■ Stored records ■
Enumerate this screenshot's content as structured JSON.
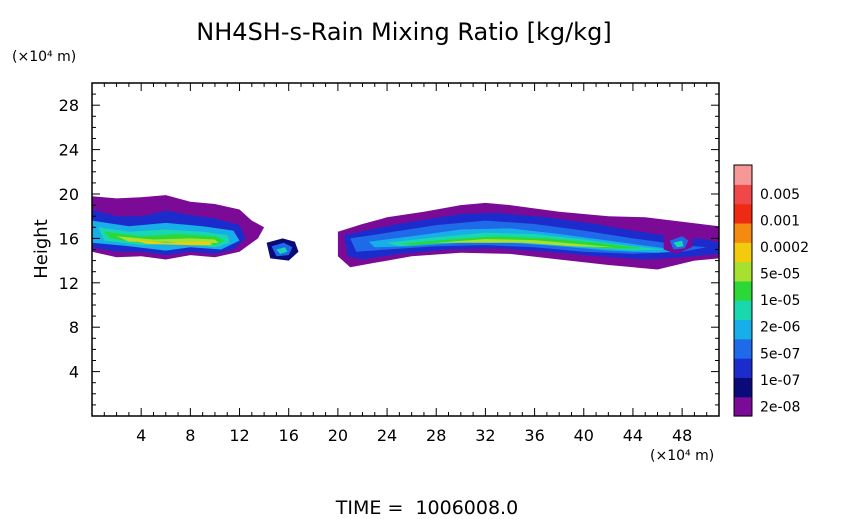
{
  "chart_data": {
    "type": "heatmap",
    "title": "NH4SH-s-Rain Mixing Ratio [kg/kg]",
    "ylabel": "Height",
    "y_unit": "(×10⁴ m)",
    "x_unit": "(×10⁴ m)",
    "footer": "TIME =  1006008.0",
    "xlim": [
      0,
      51
    ],
    "ylim": [
      0,
      30
    ],
    "xticks": [
      "4",
      "8",
      "12",
      "16",
      "20",
      "24",
      "28",
      "32",
      "36",
      "40",
      "44",
      "48"
    ],
    "yticks": [
      "4",
      "8",
      "12",
      "16",
      "20",
      "24",
      "28"
    ],
    "colorbar": {
      "labels": [
        "0.005",
        "0.001",
        "0.0002",
        "5e-05",
        "1e-05",
        "2e-06",
        "5e-07",
        "1e-07",
        "2e-08"
      ],
      "colors": [
        "#7b0b96",
        "#0a0a78",
        "#1c2ccc",
        "#1e6ae8",
        "#18aee8",
        "#19d8b0",
        "#2bd838",
        "#a8e030",
        "#f2cb0c",
        "#f48a10",
        "#ee2a12",
        "#f04848",
        "#f69898"
      ]
    },
    "regions": [
      {
        "name": "band-outer",
        "level": 0,
        "points": [
          [
            0,
            19.8
          ],
          [
            2,
            19.6
          ],
          [
            4,
            19.7
          ],
          [
            6,
            19.9
          ],
          [
            8,
            19.3
          ],
          [
            10,
            19.1
          ],
          [
            12,
            18.6
          ],
          [
            13,
            17.6
          ],
          [
            14,
            17
          ],
          [
            13.5,
            16
          ],
          [
            12,
            14.8
          ],
          [
            10,
            14.3
          ],
          [
            8,
            14.5
          ],
          [
            6,
            14.1
          ],
          [
            4,
            14.4
          ],
          [
            2,
            14.3
          ],
          [
            0,
            14.8
          ]
        ]
      },
      {
        "name": "band-level-2",
        "level": 2,
        "points": [
          [
            0,
            18.6
          ],
          [
            2,
            18
          ],
          [
            4,
            18
          ],
          [
            6,
            18.5
          ],
          [
            8,
            18.1
          ],
          [
            10,
            17.8
          ],
          [
            12,
            17.2
          ],
          [
            12.5,
            16
          ],
          [
            11.5,
            15
          ],
          [
            10,
            14.6
          ],
          [
            8,
            14.8
          ],
          [
            6,
            14.5
          ],
          [
            4,
            14.8
          ],
          [
            2,
            14.8
          ],
          [
            0,
            15.2
          ]
        ]
      },
      {
        "name": "band-level-4",
        "level": 4,
        "points": [
          [
            0,
            17.6
          ],
          [
            3,
            17.1
          ],
          [
            6,
            17.4
          ],
          [
            9,
            17.1
          ],
          [
            11.5,
            16.7
          ],
          [
            12,
            15.8
          ],
          [
            10.5,
            15
          ],
          [
            8,
            15.2
          ],
          [
            6,
            14.9
          ],
          [
            3,
            15.3
          ],
          [
            0,
            15.6
          ]
        ]
      },
      {
        "name": "band-level-5",
        "level": 5,
        "points": [
          [
            0.5,
            17
          ],
          [
            3,
            16.6
          ],
          [
            6,
            16.8
          ],
          [
            9,
            16.6
          ],
          [
            11,
            16.3
          ],
          [
            11.2,
            15.6
          ],
          [
            10,
            15.2
          ],
          [
            7,
            15.5
          ],
          [
            4,
            15.4
          ],
          [
            1,
            15.8
          ]
        ]
      },
      {
        "name": "band-level-6",
        "level": 6,
        "points": [
          [
            1,
            16.6
          ],
          [
            4,
            16.2
          ],
          [
            7,
            16.4
          ],
          [
            10,
            16.2
          ],
          [
            10.8,
            15.8
          ],
          [
            10,
            15.4
          ],
          [
            7,
            15.7
          ],
          [
            4,
            15.6
          ],
          [
            1.5,
            16
          ]
        ]
      },
      {
        "name": "band-level-7",
        "level": 7,
        "points": [
          [
            2,
            16.2
          ],
          [
            5,
            15.9
          ],
          [
            8,
            16
          ],
          [
            10,
            15.9
          ],
          [
            10.3,
            15.6
          ],
          [
            9,
            15.5
          ],
          [
            6,
            15.7
          ],
          [
            3,
            15.7
          ]
        ]
      },
      {
        "name": "band-level-8",
        "level": 8,
        "points": [
          [
            3,
            15.9
          ],
          [
            6,
            15.6
          ],
          [
            9.5,
            15.7
          ],
          [
            9.8,
            15.4
          ],
          [
            8,
            15.4
          ],
          [
            4.5,
            15.5
          ]
        ]
      },
      {
        "name": "puff-outer",
        "level": 1,
        "points": [
          [
            14.2,
            15.6
          ],
          [
            15.5,
            16
          ],
          [
            16.5,
            15.7
          ],
          [
            16.8,
            14.8
          ],
          [
            16,
            14
          ],
          [
            14.5,
            14.2
          ]
        ]
      },
      {
        "name": "puff-level-3",
        "level": 3,
        "points": [
          [
            14.6,
            15.3
          ],
          [
            15.6,
            15.6
          ],
          [
            16.3,
            15.2
          ],
          [
            16,
            14.5
          ],
          [
            15,
            14.4
          ]
        ]
      },
      {
        "name": "puff-level-5",
        "level": 5,
        "points": [
          [
            15,
            15
          ],
          [
            15.7,
            15.2
          ],
          [
            15.9,
            14.8
          ],
          [
            15.3,
            14.6
          ]
        ]
      },
      {
        "name": "arc-outer",
        "level": 0,
        "points": [
          [
            20,
            16.6
          ],
          [
            22,
            17.3
          ],
          [
            24,
            17.9
          ],
          [
            27,
            18.4
          ],
          [
            30,
            19
          ],
          [
            32,
            19.2
          ],
          [
            34,
            19
          ],
          [
            38,
            18.4
          ],
          [
            42,
            18
          ],
          [
            45,
            17.9
          ],
          [
            48,
            17.5
          ],
          [
            51,
            17.1
          ],
          [
            51,
            14.2
          ],
          [
            49,
            14
          ],
          [
            46,
            13.2
          ],
          [
            42,
            13.6
          ],
          [
            38,
            14.1
          ],
          [
            34,
            14.6
          ],
          [
            30,
            14.7
          ],
          [
            26,
            14.4
          ],
          [
            23,
            13.8
          ],
          [
            21,
            13.4
          ],
          [
            20,
            14.4
          ]
        ]
      },
      {
        "name": "arc-level-2",
        "level": 2,
        "points": [
          [
            20.5,
            16.3
          ],
          [
            23,
            16.9
          ],
          [
            26,
            17.5
          ],
          [
            30,
            18.2
          ],
          [
            33,
            18.3
          ],
          [
            37,
            17.9
          ],
          [
            41,
            17.3
          ],
          [
            44,
            16.7
          ],
          [
            47,
            16.2
          ],
          [
            50,
            15.9
          ],
          [
            51,
            15.6
          ],
          [
            51,
            14.6
          ],
          [
            48,
            14.3
          ],
          [
            45,
            14.1
          ],
          [
            41,
            14.4
          ],
          [
            37,
            14.8
          ],
          [
            33,
            15.1
          ],
          [
            29,
            15
          ],
          [
            25,
            14.6
          ],
          [
            22,
            14.1
          ],
          [
            20.8,
            14.4
          ]
        ]
      },
      {
        "name": "arc-level-3",
        "level": 3,
        "points": [
          [
            21,
            16
          ],
          [
            24,
            16.5
          ],
          [
            28,
            17.2
          ],
          [
            32,
            17.6
          ],
          [
            36,
            17.3
          ],
          [
            40,
            16.7
          ],
          [
            44,
            16
          ],
          [
            48,
            15.4
          ],
          [
            50,
            15.2
          ],
          [
            48,
            14.8
          ],
          [
            44,
            14.6
          ],
          [
            40,
            14.8
          ],
          [
            36,
            15.2
          ],
          [
            32,
            15.4
          ],
          [
            28,
            15.3
          ],
          [
            24,
            15
          ],
          [
            21.5,
            14.8
          ]
        ]
      },
      {
        "name": "arc-level-4",
        "level": 4,
        "points": [
          [
            22.5,
            15.7
          ],
          [
            26,
            16.2
          ],
          [
            30,
            16.8
          ],
          [
            34,
            16.9
          ],
          [
            38,
            16.4
          ],
          [
            42,
            15.8
          ],
          [
            46,
            15.2
          ],
          [
            48,
            14.9
          ],
          [
            46,
            14.7
          ],
          [
            42,
            14.9
          ],
          [
            38,
            15.3
          ],
          [
            34,
            15.6
          ],
          [
            30,
            15.6
          ],
          [
            26,
            15.3
          ],
          [
            23,
            15.2
          ]
        ]
      },
      {
        "name": "arc-level-5",
        "level": 5,
        "points": [
          [
            24,
            15.6
          ],
          [
            28,
            16.1
          ],
          [
            32,
            16.5
          ],
          [
            36,
            16.4
          ],
          [
            40,
            15.9
          ],
          [
            44,
            15.3
          ],
          [
            46.5,
            15
          ],
          [
            44,
            14.9
          ],
          [
            40,
            15.2
          ],
          [
            36,
            15.6
          ],
          [
            32,
            15.8
          ],
          [
            28,
            15.6
          ],
          [
            25,
            15.3
          ]
        ]
      },
      {
        "name": "arc-level-6",
        "level": 6,
        "points": [
          [
            25,
            15.5
          ],
          [
            29,
            15.9
          ],
          [
            33,
            16.2
          ],
          [
            37,
            16
          ],
          [
            41,
            15.6
          ],
          [
            45,
            15.1
          ],
          [
            42,
            15.1
          ],
          [
            38,
            15.5
          ],
          [
            34,
            15.8
          ],
          [
            30,
            15.7
          ],
          [
            26,
            15.4
          ]
        ]
      },
      {
        "name": "arc-level-7",
        "level": 7,
        "points": [
          [
            28,
            15.6
          ],
          [
            32,
            15.95
          ],
          [
            36,
            15.85
          ],
          [
            40,
            15.45
          ],
          [
            42.5,
            15.2
          ],
          [
            39,
            15.3
          ],
          [
            35,
            15.6
          ],
          [
            31,
            15.6
          ]
        ]
      },
      {
        "name": "blob-outer",
        "level": 0,
        "points": [
          [
            46.5,
            16.2
          ],
          [
            48,
            16.8
          ],
          [
            49,
            16.5
          ],
          [
            48.8,
            15.2
          ],
          [
            47.5,
            14.6
          ],
          [
            46.5,
            15
          ]
        ]
      },
      {
        "name": "blob-level-3",
        "level": 3,
        "points": [
          [
            47,
            15.8
          ],
          [
            48,
            16.2
          ],
          [
            48.5,
            15.8
          ],
          [
            48.2,
            15.1
          ],
          [
            47.3,
            15
          ]
        ]
      },
      {
        "name": "blob-level-5",
        "level": 5,
        "points": [
          [
            47.3,
            15.6
          ],
          [
            48,
            15.8
          ],
          [
            48.1,
            15.3
          ],
          [
            47.6,
            15.2
          ]
        ]
      }
    ]
  }
}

■ Exercise task ■
Pull every line containing "outer" from the data.

■ Task result ■
        "name": "band-outer",
        "name": "puff-outer",
        "name": "arc-outer",
        "name": "blob-outer",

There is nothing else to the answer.